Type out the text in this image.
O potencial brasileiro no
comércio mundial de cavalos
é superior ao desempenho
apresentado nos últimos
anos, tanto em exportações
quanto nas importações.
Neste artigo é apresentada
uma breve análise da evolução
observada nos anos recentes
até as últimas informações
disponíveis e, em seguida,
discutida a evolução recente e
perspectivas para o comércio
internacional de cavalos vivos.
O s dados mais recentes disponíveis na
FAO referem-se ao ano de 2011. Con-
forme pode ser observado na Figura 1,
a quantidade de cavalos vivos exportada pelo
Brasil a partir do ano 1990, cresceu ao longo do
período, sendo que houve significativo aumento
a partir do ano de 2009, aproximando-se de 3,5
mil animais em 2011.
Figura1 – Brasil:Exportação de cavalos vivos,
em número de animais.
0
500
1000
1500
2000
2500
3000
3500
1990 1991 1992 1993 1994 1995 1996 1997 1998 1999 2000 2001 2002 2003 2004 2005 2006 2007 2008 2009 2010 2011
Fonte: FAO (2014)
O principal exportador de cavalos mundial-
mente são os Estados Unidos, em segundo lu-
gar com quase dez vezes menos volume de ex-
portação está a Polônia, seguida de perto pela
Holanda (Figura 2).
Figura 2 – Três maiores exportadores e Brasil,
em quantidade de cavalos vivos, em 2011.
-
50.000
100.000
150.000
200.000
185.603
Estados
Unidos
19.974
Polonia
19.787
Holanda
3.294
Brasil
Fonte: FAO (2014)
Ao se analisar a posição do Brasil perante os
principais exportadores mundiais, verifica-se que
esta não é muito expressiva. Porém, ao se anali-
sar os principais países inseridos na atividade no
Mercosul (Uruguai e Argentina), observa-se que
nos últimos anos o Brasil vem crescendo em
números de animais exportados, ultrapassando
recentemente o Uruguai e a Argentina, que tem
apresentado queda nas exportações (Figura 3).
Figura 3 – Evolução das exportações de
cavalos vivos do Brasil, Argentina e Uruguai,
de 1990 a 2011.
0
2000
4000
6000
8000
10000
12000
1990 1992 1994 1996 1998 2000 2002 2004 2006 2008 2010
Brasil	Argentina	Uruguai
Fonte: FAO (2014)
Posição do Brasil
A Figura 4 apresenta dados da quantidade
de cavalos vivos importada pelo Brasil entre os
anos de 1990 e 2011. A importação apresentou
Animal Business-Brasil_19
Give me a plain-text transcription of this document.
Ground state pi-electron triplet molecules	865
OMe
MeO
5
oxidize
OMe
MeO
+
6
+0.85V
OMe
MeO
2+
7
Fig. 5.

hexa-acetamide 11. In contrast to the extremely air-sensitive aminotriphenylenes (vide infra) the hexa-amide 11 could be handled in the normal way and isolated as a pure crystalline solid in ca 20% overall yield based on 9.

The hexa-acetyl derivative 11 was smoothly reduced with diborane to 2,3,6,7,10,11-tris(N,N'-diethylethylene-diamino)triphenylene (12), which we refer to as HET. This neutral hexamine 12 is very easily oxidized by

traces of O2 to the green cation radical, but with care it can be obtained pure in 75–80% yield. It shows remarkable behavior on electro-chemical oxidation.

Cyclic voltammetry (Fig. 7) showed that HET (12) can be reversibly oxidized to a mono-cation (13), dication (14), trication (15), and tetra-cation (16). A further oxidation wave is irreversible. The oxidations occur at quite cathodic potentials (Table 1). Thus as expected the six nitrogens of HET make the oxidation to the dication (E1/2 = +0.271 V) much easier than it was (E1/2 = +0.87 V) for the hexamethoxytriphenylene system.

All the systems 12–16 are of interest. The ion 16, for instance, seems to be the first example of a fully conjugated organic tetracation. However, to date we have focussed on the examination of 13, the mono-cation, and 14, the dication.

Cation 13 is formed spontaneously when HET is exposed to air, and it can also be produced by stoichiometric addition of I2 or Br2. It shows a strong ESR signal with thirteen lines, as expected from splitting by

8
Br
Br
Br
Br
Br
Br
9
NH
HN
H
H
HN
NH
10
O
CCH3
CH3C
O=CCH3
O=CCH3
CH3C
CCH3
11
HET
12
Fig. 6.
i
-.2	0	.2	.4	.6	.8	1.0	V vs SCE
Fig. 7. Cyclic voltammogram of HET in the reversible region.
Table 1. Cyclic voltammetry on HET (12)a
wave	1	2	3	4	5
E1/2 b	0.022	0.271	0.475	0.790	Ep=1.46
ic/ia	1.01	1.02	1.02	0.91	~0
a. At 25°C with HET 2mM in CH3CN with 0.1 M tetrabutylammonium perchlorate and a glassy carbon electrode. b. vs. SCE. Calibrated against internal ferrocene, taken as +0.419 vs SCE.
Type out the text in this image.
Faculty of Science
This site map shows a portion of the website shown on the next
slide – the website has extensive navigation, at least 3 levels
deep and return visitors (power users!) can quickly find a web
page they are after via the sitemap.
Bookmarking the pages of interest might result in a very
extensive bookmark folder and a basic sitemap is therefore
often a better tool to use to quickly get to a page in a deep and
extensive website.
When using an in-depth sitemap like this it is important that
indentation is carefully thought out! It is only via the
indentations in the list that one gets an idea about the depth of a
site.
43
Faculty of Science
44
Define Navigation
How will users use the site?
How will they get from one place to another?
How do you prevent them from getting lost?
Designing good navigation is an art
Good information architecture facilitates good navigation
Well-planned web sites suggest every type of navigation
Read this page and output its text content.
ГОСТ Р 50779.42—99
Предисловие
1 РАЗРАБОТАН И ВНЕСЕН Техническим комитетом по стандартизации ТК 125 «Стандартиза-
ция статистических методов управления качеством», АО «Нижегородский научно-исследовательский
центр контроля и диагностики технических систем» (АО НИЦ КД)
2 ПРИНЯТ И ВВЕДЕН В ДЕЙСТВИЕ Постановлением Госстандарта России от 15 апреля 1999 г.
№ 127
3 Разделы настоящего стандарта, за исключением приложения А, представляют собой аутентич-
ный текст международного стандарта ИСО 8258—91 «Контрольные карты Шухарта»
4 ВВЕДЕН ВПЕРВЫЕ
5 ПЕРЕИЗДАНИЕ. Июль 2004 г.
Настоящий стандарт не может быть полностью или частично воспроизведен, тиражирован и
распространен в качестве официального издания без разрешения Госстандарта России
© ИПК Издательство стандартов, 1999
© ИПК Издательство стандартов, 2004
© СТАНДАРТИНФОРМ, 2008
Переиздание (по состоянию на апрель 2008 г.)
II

Exercise objective: Filter the records above and return every line that holds the word "pure".

Answer to this exercise:
hexa-acetamide 11. In contrast to the extremely air-sensitive aminotriphenylenes (vide infra) the hexa-amide 11 could be handled in the normal way and isolated as a pure crystalline solid in ca 20% overall yield based on 9.
traces of O2 to the green cation radical, but with care it can be obtained pure in 75–80% yield. It shows remarkable behavior on electro-chemical oxidation.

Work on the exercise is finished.